### EXERCISE DIRECTIONS
From the records below, copy each line that has the word "brick" in it.

Records from a dataset:
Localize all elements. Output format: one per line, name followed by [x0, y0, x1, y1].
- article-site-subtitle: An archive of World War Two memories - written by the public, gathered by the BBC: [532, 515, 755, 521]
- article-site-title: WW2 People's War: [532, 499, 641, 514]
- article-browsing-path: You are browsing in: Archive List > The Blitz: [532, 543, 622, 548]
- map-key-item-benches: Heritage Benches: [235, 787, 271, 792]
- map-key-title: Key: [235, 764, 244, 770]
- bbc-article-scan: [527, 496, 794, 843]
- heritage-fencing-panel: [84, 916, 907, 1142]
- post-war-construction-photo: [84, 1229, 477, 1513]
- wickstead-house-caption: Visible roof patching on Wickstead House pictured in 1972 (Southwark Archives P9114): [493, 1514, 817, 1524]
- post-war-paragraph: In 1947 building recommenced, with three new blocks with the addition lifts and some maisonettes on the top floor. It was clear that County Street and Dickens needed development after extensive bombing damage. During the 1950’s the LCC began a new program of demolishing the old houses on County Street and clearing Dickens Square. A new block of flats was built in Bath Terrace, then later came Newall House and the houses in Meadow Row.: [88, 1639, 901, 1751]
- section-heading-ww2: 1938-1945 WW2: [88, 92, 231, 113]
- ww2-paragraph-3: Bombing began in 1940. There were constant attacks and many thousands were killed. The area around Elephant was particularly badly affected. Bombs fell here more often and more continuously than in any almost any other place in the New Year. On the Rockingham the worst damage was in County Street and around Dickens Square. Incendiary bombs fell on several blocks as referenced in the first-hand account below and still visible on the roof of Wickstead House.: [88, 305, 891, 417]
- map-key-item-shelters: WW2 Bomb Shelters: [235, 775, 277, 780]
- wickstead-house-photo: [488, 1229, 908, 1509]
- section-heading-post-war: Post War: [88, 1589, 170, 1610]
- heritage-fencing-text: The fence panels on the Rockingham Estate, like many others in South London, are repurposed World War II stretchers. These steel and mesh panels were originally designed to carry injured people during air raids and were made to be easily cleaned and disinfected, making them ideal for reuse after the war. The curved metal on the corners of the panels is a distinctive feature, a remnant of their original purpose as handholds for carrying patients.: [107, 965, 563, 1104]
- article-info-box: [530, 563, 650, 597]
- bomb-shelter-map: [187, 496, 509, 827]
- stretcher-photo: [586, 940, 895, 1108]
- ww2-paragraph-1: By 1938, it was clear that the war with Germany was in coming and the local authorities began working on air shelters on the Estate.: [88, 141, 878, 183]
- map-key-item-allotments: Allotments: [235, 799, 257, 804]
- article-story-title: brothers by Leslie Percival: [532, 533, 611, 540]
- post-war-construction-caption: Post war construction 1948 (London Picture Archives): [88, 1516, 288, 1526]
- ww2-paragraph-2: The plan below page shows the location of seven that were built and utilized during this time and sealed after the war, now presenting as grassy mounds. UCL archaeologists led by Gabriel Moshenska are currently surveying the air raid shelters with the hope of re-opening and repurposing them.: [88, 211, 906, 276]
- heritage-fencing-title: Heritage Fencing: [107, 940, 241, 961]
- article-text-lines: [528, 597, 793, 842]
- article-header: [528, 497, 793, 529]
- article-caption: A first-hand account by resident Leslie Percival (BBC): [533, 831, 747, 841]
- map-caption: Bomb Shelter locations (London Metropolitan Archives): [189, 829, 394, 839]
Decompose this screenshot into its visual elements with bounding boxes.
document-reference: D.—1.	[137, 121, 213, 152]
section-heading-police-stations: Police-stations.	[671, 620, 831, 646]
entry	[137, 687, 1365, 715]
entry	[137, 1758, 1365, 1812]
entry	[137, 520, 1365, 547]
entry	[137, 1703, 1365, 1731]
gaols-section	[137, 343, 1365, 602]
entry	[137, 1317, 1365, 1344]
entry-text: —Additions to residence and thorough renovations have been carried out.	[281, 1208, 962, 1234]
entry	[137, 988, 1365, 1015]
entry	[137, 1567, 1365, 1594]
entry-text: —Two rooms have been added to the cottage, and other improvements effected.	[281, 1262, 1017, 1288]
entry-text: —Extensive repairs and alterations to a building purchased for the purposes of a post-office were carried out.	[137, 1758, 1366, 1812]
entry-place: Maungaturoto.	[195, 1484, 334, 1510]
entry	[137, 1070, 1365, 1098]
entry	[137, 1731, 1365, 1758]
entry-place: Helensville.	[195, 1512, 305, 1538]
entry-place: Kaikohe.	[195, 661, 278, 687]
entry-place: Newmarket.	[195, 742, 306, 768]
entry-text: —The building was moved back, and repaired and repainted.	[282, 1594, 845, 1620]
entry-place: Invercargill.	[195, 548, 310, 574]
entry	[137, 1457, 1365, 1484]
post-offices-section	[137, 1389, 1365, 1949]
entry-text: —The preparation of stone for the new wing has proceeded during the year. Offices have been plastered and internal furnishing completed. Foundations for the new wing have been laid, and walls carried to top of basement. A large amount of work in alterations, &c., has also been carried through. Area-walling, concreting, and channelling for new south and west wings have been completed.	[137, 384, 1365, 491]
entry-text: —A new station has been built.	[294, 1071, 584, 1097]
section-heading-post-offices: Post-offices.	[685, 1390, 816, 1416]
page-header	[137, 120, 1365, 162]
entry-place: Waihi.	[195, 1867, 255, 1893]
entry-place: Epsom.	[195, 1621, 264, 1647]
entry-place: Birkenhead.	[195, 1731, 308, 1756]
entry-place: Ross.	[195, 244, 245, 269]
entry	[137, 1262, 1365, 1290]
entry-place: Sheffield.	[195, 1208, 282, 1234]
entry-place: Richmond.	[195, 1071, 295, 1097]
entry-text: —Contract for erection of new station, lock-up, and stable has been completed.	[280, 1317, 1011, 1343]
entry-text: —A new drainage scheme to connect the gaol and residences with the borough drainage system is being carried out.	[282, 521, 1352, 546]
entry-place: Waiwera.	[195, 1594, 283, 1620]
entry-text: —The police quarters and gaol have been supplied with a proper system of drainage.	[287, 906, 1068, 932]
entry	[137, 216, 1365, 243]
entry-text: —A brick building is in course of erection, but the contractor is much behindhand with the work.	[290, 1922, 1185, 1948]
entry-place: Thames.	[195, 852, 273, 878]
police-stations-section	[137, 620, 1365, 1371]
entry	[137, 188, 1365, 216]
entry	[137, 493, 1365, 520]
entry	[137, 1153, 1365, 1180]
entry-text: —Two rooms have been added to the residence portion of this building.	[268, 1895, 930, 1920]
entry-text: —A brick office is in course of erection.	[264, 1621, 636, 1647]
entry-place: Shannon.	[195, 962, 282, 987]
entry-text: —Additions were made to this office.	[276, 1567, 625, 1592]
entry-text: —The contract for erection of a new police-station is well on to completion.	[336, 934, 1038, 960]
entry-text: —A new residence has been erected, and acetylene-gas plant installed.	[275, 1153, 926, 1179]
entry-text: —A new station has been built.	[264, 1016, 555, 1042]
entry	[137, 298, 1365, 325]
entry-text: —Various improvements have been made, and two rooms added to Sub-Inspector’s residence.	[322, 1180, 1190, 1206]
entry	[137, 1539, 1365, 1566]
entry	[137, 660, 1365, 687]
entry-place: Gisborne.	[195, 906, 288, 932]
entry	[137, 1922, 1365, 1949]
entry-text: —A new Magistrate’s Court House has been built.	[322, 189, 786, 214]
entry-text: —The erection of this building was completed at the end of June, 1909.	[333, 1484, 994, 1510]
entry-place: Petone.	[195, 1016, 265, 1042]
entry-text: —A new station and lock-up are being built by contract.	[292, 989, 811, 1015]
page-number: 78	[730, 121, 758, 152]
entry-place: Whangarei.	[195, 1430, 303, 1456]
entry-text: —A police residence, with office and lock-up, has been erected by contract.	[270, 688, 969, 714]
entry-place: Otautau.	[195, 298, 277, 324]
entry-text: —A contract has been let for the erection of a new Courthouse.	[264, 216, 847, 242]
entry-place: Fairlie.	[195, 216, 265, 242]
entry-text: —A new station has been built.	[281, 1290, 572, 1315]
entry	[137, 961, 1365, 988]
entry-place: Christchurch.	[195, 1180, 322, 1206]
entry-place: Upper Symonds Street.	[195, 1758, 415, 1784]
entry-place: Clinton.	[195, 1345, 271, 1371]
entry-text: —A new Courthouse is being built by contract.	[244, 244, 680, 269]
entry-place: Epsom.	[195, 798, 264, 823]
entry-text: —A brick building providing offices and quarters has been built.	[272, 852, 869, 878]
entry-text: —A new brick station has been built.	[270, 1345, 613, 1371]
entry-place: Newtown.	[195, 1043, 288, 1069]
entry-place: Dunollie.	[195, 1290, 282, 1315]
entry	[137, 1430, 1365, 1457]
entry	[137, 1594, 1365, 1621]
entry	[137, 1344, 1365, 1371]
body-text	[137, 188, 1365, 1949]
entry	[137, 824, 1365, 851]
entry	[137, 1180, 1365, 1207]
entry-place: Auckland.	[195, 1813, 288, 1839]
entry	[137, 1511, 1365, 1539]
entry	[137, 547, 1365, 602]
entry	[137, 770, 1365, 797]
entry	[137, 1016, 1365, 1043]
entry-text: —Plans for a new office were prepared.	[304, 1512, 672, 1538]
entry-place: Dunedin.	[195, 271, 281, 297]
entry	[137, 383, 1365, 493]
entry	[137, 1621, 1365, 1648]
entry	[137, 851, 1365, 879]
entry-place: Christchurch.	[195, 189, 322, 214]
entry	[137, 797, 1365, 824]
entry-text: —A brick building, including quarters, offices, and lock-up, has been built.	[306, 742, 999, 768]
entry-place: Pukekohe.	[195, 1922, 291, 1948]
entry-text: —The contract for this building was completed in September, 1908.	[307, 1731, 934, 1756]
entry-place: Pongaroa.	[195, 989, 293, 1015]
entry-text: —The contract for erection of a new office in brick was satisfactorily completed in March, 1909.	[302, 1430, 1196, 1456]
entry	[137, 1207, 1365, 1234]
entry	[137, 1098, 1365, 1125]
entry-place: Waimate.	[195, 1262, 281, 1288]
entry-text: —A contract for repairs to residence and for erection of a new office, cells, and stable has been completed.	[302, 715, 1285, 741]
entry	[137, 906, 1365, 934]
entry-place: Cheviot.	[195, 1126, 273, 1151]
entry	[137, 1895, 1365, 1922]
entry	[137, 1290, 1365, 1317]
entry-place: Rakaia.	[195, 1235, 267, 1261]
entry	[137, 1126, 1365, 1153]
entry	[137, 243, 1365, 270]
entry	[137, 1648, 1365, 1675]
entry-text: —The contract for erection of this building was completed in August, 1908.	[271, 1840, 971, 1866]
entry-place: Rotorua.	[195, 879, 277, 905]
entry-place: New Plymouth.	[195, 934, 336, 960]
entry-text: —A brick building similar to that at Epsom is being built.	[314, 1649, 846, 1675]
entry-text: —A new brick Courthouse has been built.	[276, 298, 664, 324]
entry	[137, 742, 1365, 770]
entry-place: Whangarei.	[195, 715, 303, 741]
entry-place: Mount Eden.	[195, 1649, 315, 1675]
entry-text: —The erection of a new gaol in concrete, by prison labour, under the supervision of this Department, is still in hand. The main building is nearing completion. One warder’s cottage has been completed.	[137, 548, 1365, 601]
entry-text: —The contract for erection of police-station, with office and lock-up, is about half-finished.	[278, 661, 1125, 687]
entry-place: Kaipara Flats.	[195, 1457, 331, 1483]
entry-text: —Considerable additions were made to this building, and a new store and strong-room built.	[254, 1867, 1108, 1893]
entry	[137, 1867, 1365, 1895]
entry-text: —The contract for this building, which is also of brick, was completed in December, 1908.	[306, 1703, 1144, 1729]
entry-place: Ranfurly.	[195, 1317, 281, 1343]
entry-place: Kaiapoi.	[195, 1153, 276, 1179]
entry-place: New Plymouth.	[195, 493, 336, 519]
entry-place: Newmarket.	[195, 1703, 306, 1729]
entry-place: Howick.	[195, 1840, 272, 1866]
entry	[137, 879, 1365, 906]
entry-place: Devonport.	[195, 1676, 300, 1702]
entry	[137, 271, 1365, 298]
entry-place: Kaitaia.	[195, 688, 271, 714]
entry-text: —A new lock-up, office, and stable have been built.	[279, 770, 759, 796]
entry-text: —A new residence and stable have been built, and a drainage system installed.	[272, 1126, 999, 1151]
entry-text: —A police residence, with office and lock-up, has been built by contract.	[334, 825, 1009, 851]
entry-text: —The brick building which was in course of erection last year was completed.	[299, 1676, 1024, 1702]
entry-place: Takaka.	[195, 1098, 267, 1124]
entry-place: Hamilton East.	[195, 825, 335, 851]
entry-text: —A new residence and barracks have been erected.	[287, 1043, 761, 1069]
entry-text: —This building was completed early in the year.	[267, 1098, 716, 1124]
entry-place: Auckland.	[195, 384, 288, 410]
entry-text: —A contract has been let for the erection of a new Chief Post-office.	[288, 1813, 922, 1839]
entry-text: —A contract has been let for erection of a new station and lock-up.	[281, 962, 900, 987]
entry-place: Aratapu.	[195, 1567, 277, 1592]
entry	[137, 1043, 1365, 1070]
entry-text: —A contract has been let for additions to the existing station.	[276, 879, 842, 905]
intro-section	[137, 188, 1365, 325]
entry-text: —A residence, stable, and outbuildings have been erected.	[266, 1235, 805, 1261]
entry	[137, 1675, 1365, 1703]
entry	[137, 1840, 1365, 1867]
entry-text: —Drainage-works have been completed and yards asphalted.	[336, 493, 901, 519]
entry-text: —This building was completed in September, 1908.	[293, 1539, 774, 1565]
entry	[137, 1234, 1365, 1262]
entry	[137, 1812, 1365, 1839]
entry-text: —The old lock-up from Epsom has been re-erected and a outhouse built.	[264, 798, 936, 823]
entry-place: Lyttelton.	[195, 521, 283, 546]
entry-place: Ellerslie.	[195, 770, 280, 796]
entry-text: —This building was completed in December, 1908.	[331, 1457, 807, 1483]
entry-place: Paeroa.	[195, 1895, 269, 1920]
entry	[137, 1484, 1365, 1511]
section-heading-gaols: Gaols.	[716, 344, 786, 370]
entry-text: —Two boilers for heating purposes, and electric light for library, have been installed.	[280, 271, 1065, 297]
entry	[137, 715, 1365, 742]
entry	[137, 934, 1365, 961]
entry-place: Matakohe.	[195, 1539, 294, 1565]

### ANSWER TO THIS EXERCISE
entry-text: —A brick building is in course of erection, but the contractor is much behindhand with the work.	[290, 1922, 1185, 1948]
entry-text: —A brick office is in course of erection.	[264, 1621, 636, 1647]
entry-text: —A brick building providing offices and quarters has been built.	[272, 852, 869, 878]
entry-text: —A new brick station has been built.	[270, 1345, 613, 1371]
entry-text: —A brick building, including quarters, offices, and lock-up, has been built.	[306, 742, 999, 768]
entry-text: —The contract for erection of a new office in brick was satisfactorily completed in March, 1909.	[302, 1430, 1196, 1456]
entry-text: —A brick building similar to that at Epsom is being built.	[314, 1649, 846, 1675]
entry-text: —A new brick Courthouse has been built.	[276, 298, 664, 324]
entry-text: —The contract for this building, which is also of brick, was completed in December, 1908.	[306, 1703, 1144, 1729]
entry-text: —The brick building which was in course of erection last year was completed.	[299, 1676, 1024, 1702]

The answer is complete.